● **WHAT THE EXERCISE ASKS**
Transcribe the listing word for word.

● **SUPPLIED RECORDS**
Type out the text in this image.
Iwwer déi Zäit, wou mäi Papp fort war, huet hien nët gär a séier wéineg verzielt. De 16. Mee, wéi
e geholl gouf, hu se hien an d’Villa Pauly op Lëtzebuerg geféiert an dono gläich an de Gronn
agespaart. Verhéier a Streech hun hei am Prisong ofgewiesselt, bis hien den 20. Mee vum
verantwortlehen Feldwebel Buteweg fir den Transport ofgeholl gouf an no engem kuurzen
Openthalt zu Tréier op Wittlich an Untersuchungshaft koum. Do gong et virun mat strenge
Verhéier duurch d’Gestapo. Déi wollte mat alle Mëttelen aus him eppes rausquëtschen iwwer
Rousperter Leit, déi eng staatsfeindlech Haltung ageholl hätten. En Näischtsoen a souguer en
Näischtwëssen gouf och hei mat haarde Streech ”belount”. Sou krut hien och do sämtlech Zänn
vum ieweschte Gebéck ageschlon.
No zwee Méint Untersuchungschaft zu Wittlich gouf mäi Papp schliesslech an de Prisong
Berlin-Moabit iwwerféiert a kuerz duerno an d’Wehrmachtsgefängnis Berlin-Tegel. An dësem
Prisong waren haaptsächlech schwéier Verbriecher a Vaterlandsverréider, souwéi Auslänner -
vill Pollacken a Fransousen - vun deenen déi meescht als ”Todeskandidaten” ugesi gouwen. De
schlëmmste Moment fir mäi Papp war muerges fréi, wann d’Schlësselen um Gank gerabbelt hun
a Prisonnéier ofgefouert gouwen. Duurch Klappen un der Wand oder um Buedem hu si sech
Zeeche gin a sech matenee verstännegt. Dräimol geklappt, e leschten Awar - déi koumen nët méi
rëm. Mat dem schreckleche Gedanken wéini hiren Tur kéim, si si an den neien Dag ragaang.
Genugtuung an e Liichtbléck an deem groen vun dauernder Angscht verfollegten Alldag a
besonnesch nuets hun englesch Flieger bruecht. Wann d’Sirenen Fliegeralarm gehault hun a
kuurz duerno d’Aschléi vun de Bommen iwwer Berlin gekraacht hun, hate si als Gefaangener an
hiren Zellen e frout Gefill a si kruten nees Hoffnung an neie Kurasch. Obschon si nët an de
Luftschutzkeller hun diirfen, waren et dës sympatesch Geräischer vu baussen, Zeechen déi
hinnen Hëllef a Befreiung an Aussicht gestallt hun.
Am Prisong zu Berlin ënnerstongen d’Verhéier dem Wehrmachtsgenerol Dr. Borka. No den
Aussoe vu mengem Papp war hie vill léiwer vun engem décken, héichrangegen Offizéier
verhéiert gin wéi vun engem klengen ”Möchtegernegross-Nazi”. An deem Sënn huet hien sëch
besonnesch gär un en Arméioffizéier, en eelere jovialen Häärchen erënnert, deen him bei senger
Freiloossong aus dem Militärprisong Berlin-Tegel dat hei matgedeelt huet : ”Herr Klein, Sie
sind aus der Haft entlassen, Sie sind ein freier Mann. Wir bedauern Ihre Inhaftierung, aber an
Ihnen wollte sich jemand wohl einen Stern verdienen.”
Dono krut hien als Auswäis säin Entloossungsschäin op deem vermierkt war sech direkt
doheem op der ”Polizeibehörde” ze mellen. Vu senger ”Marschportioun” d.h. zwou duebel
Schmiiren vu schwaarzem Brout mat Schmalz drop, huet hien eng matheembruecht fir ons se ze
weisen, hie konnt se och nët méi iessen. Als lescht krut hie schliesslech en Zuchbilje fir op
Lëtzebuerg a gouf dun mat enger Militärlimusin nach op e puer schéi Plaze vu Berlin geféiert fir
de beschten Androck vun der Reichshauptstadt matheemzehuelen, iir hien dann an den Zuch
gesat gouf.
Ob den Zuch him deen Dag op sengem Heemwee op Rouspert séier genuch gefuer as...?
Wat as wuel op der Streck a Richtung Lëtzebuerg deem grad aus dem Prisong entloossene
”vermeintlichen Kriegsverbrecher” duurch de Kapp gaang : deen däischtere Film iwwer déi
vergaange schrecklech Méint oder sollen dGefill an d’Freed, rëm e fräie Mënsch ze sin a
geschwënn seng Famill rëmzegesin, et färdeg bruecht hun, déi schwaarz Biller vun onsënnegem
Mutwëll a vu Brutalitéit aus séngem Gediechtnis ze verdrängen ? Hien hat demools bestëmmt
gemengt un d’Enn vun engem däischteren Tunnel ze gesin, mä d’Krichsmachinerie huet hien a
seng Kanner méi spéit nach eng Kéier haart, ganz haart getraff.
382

● **COMPLETE OUTPUT**
Type out the text in this image.
Iwwer déi Zäit, wou mäi Papp fort war, huet hien nët gär a séier wéineg verzielt. De 16. Mee, wéi
e geholl gouf, hu se hien an d’Villa Pauly op Lëtzebuerg geféiert an dono gläich an de Gronn
agespaart. Verhéier a Streech hun hei am Prisong ofgewiesselt, bis hien den 20. Mee vum
verantwortlehen Feldwebel Buteweg fir den Transport ofgeholl gouf an no engem kuurzen
Openthalt zu Tréier op Wittlich an Untersuchungshaft koum. Do gong et virun mat strenge
Verhéier duurch d’Gestapo. Déi wollte mat alle Mëttelen aus him eppes rausquëtschen iwwer
Rousperter Leit, déi eng staatsfeindlech Haltung ageholl hätten. En Näischtsoen a souguer en
Näischtwëssen gouf och hei mat haarde Streech ”belount”. Sou krut hien och do sämtlech Zänn
vum ieweschte Gebéck ageschlon.
No zwee Méint Untersuchungschaft zu Wittlich gouf mäi Papp schliesslech an de Prisong
Berlin-Moabit iwwerféiert a kuerz duerno an d’Wehrmachtsgefängnis Berlin-Tegel. An dësem
Prisong waren haaptsächlech schwéier Verbriecher a Vaterlandsverréider, souwéi Auslänner -
vill Pollacken a Fransousen - vun deenen déi meescht als ”Todeskandidaten” ugesi gouwen. De
schlëmmste Moment fir mäi Papp war muerges fréi, wann d’Schlësselen um Gank gerabbelt hun
a Prisonnéier ofgefouert gouwen. Duurch Klappen un der Wand oder um Buedem hu si sech
Zeeche gin a sech matenee verstännegt. Dräimol geklappt, e leschten Awar - déi koumen nët méi
rëm. Mat dem schreckleche Gedanken wéini hiren Tur kéim, si si an den neien Dag ragaang.
Genugtuung an e Liichtbléck an deem groen vun dauernder Angscht verfollegten Alldag a
besonnesch nuets hun englesch Flieger bruecht. Wann d’Sirenen Fliegeralarm gehault hun a
kuurz duerno d’Aschléi vun de Bommen iwwer Berlin gekraacht hun, hate si als Gefaangener an
hiren Zellen e frout Gefill a si kruten nees Hoffnung an neie Kurasch. Obschon si nët an de
Luftschutzkeller hun diirfen, waren et dës sympatesch Geräischer vu baussen, Zeechen déi
hinnen Hëllef a Befreiung an Aussicht gestallt hun.
Am Prisong zu Berlin ënnerstongen d’Verhéier dem Wehrmachtsgenerol Dr. Borka. No den
Aussoe vu mengem Papp war hie vill léiwer vun engem décken, héichrangegen Offizéier
verhéiert gin wéi vun engem klengen ”Möchtegernegross-Nazi”. An deem Sënn huet hien sëch
besonnesch gär un en Arméioffizéier, en eelere jovialen Häärchen erënnert, deen him bei senger
Freiloossong aus dem Militärprisong Berlin-Tegel dat hei matgedeelt huet : ”Herr Klein, Sie
sind aus der Haft entlassen, Sie sind ein freier Mann. Wir bedauern Ihre Inhaftierung, aber an
Ihnen wollte sich jemand wohl einen Stern verdienen.”
Dono krut hien als Auswäis säin Entloossungsschäin op deem vermierkt war sech direkt
doheem op der ”Polizeibehörde” ze mellen. Vu senger ”Marschportioun” d.h. zwou duebel
Schmiiren vu schwaarzem Brout mat Schmalz drop, huet hien eng matheembruecht fir ons se ze
weisen, hie konnt se och nët méi iessen. Als lescht krut hie schliesslech en Zuchbilje fir op
Lëtzebuerg a gouf dun mat enger Militärlimusin nach op e puer schéi Plaze vu Berlin geféiert fir
de beschten Androck vun der Reichshauptstadt matheemzehuelen, iir hien dann an den Zuch
gesat gouf.
Ob den Zuch him deen Dag op sengem Heemwee op Rouspert séier genuch gefuer as...?
Wat as wuel op der Streck a Richtung Lëtzebuerg deem grad aus dem Prisong entloossene
”vermeintlichen Kriegsverbrecher” duurch de Kapp gaang : deen däischtere Film iwwer déi
vergaange schrecklech Méint oder sollen dGefill an d’Freed, rëm e fräie Mënsch ze sin a
geschwënn seng Famill rëmzegesin, et färdeg bruecht hun, déi schwaarz Biller vun onsënnegem
Mutwëll a vu Brutalitéit aus séngem Gediechtnis ze verdrängen ? Hien hat demools bestëmmt
gemengt un d’Enn vun engem däischteren Tunnel ze gesin, mä d’Krichsmachinerie huet hien a
seng Kanner méi spéit nach eng Kéier haart, ganz haart getraff.
382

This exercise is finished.